## Begin ENTRIES SUPPLIED

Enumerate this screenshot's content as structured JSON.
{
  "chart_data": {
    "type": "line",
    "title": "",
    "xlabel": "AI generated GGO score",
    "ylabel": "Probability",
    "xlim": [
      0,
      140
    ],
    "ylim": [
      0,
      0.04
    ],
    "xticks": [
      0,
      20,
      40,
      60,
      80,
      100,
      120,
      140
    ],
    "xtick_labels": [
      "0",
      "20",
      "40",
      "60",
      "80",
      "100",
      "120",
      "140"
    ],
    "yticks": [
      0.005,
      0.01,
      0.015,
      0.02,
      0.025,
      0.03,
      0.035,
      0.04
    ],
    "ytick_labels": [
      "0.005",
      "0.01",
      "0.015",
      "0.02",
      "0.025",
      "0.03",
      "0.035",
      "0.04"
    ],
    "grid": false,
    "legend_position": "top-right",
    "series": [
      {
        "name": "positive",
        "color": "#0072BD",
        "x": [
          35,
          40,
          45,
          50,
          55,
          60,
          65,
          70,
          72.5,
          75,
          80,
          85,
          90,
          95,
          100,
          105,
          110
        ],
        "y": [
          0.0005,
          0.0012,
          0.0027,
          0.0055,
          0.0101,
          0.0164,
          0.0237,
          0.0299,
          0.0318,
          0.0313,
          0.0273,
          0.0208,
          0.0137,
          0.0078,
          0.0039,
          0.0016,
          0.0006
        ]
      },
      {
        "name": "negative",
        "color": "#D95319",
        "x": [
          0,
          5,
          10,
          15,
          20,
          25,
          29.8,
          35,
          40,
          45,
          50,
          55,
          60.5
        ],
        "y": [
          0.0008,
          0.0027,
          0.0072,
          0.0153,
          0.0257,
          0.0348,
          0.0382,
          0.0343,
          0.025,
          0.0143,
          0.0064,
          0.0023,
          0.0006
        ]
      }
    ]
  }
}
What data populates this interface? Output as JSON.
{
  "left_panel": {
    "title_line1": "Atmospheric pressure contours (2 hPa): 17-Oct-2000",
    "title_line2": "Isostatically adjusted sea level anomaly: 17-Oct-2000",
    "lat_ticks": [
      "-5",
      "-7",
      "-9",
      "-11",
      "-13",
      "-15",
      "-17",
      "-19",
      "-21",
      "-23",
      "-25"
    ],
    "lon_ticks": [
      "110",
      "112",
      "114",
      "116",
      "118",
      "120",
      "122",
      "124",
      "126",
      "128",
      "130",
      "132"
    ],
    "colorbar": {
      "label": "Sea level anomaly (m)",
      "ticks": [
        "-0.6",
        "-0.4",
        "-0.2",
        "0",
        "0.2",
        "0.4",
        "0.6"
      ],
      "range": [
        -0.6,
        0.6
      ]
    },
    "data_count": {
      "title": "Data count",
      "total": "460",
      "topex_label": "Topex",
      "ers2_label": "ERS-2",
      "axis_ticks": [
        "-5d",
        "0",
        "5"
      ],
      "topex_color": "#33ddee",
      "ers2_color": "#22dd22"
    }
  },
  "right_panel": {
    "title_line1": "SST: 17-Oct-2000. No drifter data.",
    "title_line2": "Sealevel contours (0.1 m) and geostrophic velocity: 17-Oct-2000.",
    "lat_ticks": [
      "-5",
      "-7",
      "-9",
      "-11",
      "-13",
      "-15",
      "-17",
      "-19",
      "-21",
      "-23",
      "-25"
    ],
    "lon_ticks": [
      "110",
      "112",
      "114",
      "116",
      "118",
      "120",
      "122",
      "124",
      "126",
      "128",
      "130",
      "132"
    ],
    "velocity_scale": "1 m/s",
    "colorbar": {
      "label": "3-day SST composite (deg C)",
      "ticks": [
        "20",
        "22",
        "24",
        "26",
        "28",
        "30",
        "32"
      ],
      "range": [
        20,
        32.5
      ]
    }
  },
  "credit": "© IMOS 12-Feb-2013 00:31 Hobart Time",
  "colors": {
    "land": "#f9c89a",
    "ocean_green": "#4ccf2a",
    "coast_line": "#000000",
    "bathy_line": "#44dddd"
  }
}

## End ENTRIES SUPPLIED

TASK INSTRUCTIONS » Sift through the entries and copy every line with "JSON".

RESULT »
Enumerate this screenshot's content as structured JSON.
What data populates this interface? Output as JSON.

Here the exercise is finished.